## Directions for this task:
From the listing below, pull out every line where the string "main" appears.

## Collection entries:
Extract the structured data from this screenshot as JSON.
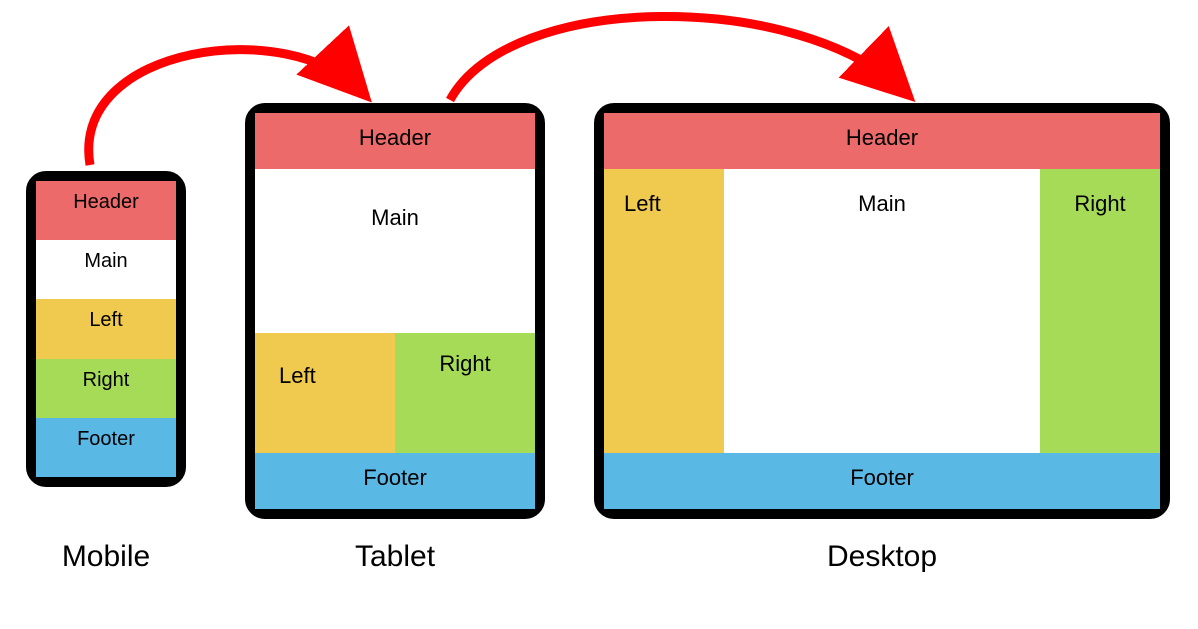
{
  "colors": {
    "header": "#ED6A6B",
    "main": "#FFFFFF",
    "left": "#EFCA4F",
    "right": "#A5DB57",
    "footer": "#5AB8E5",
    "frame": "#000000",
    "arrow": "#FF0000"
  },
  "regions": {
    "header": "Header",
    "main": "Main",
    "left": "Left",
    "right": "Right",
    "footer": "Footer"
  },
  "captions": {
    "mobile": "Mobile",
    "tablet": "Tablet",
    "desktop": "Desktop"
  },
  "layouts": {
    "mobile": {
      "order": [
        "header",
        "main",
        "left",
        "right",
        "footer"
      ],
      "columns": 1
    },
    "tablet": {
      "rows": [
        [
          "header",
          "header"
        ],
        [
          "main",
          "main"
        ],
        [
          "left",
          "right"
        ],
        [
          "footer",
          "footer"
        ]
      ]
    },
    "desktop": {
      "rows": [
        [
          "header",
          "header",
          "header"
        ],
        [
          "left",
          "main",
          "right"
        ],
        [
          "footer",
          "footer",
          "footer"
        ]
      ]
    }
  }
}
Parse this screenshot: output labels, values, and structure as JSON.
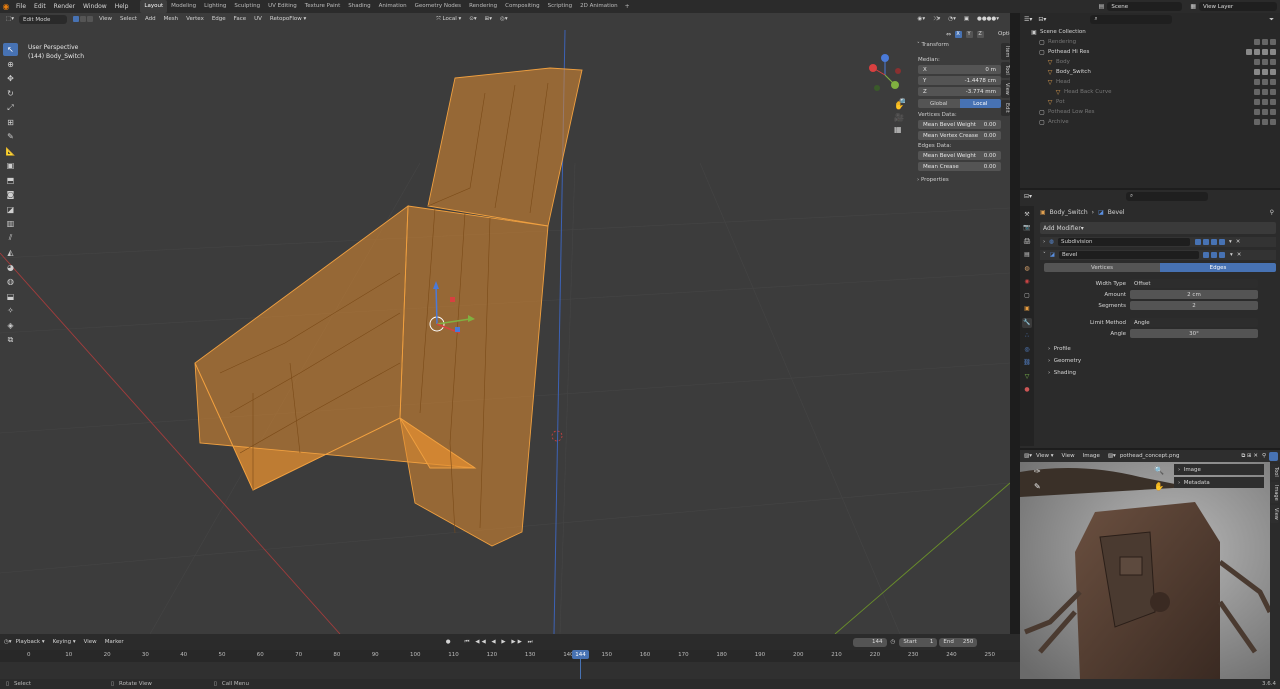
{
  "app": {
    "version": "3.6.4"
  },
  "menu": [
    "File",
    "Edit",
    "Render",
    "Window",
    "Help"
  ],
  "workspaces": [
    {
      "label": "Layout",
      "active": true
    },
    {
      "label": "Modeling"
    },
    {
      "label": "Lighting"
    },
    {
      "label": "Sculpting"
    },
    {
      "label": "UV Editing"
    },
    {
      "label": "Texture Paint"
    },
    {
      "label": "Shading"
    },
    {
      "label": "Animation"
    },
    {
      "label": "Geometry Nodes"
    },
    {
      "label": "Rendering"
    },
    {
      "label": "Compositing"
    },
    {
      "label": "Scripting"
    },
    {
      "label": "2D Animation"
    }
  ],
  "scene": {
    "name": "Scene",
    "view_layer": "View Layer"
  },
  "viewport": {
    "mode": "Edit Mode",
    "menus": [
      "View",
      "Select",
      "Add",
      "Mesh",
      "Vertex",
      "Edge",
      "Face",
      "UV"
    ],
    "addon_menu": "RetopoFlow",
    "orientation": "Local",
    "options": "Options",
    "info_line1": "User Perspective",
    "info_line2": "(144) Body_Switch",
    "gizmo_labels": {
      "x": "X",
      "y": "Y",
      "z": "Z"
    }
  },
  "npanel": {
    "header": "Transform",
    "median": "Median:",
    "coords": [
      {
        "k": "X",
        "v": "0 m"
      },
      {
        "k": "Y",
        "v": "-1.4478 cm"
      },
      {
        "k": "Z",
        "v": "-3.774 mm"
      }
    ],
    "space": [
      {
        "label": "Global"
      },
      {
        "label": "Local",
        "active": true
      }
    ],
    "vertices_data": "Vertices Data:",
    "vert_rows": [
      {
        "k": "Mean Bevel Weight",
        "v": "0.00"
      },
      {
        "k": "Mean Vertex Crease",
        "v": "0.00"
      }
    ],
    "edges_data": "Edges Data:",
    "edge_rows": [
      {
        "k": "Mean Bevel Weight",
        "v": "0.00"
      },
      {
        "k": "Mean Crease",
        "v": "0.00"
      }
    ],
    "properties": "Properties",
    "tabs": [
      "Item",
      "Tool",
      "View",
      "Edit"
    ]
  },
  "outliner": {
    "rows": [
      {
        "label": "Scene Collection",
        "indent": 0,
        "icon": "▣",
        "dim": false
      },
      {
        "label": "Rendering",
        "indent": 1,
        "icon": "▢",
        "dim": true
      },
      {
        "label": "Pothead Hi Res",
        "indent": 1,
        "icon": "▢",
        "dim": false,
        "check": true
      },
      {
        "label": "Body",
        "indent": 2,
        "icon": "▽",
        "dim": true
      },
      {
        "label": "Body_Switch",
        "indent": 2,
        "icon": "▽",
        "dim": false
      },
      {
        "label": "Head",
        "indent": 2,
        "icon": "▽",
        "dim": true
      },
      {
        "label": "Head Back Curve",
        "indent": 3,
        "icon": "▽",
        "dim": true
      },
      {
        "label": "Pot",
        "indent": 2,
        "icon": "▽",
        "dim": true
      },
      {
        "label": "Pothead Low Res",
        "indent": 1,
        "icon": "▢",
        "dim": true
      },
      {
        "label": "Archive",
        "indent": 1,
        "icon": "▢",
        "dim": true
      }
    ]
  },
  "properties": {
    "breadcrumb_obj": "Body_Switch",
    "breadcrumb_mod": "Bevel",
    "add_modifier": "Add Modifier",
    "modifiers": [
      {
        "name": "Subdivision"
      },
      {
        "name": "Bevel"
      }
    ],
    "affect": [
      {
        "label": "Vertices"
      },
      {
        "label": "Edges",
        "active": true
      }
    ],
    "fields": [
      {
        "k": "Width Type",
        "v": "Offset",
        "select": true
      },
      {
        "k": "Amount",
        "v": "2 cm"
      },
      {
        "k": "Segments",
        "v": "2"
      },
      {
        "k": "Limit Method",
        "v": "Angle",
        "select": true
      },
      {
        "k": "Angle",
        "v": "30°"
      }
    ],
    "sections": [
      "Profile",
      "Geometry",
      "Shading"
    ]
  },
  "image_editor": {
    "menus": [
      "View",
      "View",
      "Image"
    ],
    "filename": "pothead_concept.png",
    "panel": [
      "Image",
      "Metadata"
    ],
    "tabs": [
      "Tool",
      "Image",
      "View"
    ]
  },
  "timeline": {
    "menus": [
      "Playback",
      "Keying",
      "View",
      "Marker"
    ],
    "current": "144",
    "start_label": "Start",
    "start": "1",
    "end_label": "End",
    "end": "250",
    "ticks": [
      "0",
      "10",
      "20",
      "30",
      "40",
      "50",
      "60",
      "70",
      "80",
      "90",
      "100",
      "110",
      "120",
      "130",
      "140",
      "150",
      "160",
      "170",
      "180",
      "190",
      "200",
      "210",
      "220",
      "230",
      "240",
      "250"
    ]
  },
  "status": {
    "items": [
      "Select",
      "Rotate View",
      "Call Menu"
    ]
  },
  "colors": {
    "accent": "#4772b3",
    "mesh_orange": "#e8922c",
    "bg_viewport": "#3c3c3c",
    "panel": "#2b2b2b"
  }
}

## Exercise answer:
    "main": "#FFFFFF",
    "main": "Main",
        "main",
          "main",
          "main"
          "main",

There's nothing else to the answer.